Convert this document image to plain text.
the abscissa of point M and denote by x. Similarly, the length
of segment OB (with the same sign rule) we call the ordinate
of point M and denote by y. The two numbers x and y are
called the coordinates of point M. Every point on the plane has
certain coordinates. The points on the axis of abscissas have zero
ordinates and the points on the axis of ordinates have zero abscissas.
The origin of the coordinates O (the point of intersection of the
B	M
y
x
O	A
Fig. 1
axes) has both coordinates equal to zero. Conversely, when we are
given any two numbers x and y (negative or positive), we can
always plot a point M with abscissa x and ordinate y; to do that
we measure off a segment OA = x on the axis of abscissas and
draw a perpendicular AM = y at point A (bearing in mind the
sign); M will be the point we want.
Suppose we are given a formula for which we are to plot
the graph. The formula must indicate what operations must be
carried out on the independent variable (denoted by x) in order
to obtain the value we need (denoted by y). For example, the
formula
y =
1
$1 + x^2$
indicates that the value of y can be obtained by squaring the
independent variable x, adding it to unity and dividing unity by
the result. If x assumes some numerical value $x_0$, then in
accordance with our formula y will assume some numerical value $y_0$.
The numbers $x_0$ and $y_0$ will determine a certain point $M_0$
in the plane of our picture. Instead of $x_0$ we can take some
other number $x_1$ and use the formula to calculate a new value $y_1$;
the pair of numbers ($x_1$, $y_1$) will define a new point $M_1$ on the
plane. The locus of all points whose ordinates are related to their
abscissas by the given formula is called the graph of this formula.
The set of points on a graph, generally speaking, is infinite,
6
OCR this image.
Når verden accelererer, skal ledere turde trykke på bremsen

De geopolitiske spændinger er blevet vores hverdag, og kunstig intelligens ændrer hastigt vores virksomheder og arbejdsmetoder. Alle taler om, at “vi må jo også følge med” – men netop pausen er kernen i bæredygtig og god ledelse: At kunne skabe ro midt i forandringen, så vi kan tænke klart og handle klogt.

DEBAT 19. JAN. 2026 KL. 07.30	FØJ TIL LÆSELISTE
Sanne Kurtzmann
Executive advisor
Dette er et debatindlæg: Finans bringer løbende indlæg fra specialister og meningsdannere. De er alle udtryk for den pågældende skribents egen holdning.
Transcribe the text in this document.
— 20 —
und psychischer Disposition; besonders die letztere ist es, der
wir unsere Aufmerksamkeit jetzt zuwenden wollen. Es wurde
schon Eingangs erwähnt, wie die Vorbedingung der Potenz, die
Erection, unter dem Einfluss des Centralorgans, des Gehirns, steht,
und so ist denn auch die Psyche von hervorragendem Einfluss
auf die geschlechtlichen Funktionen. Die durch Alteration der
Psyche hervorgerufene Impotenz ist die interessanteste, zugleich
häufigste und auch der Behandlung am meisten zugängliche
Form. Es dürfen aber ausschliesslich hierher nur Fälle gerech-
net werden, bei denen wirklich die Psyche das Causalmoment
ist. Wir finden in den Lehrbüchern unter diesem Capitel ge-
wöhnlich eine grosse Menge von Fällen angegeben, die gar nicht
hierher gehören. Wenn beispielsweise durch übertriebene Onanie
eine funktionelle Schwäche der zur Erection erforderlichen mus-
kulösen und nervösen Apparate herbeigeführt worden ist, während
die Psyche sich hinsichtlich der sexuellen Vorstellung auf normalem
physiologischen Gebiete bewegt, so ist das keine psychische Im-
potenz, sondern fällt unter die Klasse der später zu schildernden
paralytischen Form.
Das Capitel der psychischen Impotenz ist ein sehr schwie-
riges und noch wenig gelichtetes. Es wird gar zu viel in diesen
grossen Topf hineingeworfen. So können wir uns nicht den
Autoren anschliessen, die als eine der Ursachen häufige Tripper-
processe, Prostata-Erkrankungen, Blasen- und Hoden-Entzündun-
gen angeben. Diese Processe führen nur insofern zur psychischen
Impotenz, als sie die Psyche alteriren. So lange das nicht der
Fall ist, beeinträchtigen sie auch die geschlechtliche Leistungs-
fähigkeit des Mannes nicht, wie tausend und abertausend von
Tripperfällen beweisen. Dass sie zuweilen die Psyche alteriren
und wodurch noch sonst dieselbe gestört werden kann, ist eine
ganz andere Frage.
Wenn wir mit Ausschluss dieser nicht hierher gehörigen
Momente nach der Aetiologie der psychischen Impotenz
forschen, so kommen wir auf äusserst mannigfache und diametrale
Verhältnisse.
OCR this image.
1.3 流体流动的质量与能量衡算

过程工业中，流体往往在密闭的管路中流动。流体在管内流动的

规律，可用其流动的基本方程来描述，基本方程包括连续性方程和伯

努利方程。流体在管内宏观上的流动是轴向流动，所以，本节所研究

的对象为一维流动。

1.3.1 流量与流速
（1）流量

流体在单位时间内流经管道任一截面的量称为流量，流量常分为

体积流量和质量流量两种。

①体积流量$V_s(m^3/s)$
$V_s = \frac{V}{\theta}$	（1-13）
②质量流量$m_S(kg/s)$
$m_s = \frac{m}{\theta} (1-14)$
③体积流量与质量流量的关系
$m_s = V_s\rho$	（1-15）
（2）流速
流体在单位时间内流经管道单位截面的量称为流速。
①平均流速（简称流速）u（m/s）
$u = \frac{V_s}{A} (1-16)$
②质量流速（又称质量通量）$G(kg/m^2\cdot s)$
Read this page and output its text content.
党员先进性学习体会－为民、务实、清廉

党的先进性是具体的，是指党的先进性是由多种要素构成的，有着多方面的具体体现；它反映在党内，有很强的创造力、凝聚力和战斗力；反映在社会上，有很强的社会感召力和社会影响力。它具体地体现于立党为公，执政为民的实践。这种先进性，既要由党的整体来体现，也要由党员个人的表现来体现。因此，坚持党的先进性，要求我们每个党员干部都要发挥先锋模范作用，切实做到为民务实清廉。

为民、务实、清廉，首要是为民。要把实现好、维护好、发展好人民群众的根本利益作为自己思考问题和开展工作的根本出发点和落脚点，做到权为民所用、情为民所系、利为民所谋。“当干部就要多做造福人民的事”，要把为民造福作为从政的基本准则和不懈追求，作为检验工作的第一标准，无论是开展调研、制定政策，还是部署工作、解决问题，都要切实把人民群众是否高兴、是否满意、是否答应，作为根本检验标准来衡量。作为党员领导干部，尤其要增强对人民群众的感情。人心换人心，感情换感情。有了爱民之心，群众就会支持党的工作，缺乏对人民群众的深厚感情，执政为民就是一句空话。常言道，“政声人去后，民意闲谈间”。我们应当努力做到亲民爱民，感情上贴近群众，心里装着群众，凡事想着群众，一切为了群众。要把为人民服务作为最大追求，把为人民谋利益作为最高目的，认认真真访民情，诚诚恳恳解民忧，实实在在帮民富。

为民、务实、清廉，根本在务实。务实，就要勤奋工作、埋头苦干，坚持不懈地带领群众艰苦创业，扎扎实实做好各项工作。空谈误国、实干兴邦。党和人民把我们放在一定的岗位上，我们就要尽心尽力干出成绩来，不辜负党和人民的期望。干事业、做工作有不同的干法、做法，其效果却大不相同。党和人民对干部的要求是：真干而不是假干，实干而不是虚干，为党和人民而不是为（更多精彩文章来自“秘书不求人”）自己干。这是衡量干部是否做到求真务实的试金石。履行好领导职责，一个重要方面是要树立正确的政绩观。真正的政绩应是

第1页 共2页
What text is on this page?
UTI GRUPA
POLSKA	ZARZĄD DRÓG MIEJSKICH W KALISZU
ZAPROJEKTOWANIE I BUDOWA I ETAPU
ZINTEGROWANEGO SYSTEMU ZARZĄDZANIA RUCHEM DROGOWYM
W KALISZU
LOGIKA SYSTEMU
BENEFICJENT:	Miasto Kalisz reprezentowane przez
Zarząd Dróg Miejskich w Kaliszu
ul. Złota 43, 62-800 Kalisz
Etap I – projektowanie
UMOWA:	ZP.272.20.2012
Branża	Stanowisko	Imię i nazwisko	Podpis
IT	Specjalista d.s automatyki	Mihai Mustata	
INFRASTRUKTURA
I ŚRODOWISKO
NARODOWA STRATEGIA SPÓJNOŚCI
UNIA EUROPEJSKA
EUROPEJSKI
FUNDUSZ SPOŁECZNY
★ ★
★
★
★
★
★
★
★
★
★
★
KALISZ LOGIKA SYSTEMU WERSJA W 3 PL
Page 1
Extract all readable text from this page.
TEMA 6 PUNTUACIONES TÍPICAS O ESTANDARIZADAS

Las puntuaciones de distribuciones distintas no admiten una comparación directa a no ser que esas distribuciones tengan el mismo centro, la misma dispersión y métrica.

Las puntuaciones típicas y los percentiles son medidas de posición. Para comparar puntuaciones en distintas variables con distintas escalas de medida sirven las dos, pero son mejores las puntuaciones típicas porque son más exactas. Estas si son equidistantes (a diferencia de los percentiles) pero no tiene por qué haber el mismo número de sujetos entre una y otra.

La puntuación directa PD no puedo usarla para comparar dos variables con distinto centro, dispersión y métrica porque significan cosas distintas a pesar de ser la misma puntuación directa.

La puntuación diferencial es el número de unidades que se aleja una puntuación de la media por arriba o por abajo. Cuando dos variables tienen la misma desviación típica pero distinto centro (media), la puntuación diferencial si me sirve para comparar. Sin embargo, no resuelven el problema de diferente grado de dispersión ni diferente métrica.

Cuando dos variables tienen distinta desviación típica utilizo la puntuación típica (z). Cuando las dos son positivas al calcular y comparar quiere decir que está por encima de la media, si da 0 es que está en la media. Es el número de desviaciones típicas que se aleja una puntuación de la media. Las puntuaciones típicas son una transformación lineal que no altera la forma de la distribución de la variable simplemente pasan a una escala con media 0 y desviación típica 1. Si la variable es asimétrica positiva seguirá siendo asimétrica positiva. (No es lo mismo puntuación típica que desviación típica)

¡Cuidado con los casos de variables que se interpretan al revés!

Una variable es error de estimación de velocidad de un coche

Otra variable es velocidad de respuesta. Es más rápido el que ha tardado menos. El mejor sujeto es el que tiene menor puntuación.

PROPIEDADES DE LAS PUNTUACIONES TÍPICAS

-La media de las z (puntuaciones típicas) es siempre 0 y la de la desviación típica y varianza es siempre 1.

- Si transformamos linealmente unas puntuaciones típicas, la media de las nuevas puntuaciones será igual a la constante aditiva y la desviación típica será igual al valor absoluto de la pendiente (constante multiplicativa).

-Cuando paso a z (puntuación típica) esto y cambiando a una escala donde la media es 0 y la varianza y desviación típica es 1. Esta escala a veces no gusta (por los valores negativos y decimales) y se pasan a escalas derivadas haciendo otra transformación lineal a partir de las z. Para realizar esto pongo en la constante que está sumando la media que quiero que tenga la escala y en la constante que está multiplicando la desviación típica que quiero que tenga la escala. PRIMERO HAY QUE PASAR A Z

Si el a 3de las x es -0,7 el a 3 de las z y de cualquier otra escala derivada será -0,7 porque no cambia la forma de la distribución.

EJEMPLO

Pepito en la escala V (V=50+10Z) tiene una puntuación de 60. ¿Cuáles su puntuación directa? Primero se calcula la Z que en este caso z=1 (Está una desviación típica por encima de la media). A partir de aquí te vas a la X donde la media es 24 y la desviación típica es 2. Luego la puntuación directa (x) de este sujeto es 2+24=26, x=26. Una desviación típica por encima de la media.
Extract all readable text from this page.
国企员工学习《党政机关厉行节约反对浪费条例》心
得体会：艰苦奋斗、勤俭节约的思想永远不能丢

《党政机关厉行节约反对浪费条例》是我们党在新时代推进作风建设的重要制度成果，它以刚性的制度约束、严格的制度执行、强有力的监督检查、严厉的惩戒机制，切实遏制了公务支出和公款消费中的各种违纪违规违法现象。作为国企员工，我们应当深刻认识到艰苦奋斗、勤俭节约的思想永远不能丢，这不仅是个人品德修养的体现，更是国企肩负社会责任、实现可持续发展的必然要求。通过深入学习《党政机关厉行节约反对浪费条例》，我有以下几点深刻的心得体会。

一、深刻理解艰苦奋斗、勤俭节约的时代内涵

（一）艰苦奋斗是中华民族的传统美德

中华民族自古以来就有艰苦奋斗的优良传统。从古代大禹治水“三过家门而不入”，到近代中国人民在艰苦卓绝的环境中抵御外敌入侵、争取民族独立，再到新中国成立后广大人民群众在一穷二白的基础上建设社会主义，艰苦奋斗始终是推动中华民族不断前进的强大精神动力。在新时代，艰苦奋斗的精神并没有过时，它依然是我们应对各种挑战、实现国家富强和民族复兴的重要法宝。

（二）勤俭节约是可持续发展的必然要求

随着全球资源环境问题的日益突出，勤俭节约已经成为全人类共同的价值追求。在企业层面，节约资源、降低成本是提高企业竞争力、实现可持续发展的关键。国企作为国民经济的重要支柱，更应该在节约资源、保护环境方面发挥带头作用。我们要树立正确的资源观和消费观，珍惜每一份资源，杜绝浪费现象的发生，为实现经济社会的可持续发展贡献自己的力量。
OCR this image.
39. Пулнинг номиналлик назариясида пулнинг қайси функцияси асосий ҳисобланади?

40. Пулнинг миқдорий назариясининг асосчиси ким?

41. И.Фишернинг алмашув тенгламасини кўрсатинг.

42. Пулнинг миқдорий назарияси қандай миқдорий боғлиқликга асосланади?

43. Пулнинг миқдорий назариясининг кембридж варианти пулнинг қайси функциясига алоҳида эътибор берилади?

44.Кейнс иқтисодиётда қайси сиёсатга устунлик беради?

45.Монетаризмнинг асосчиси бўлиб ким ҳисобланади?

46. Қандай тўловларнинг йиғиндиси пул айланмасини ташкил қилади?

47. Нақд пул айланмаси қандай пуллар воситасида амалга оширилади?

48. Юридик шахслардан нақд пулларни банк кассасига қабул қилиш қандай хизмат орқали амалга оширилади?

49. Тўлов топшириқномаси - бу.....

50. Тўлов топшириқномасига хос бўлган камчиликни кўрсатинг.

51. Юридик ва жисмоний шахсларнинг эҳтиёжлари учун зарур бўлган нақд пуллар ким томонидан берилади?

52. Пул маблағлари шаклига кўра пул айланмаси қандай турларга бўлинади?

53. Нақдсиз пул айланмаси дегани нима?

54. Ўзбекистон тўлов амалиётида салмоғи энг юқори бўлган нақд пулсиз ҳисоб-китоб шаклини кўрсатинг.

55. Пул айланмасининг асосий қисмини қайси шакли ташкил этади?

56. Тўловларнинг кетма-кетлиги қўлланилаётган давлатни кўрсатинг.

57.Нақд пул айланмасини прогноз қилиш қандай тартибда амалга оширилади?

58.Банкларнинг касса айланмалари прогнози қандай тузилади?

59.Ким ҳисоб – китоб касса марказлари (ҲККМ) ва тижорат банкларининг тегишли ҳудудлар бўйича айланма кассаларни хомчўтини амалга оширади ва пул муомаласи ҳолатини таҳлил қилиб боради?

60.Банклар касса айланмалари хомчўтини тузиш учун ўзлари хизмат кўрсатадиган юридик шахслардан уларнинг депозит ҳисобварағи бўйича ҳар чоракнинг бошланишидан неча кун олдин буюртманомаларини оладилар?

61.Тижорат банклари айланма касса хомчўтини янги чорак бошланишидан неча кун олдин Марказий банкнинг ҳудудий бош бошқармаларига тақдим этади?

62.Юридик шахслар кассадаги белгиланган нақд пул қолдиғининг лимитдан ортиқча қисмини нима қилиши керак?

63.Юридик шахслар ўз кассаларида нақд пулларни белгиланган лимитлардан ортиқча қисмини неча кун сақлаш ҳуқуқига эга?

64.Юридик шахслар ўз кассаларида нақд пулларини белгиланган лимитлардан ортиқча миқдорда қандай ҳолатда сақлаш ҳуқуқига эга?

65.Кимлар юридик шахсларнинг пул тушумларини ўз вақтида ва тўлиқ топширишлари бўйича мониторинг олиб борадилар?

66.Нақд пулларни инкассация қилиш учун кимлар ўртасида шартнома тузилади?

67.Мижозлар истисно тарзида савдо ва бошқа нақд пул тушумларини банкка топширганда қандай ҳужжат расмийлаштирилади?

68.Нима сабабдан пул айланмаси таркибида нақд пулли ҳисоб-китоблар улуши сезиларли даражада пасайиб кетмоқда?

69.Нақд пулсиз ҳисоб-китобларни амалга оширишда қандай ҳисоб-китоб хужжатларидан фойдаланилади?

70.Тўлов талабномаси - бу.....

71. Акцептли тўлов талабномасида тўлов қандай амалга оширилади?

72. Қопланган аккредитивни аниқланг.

···

What the task asks = Return all lines containing the word "бўлган".

Complete output =
50. Тўлов топшириқномасига хос бўлган камчиликни кўрсатинг.
51. Юридик ва жисмоний шахсларнинг эҳтиёжлари учун зарур бўлган нақд пуллар ким томонидан берилади?
54. Ўзбекистон тўлов амалиётида салмоғи энг юқори бўлган нақд пулсиз ҳисоб-китоб шаклини кўрсатинг.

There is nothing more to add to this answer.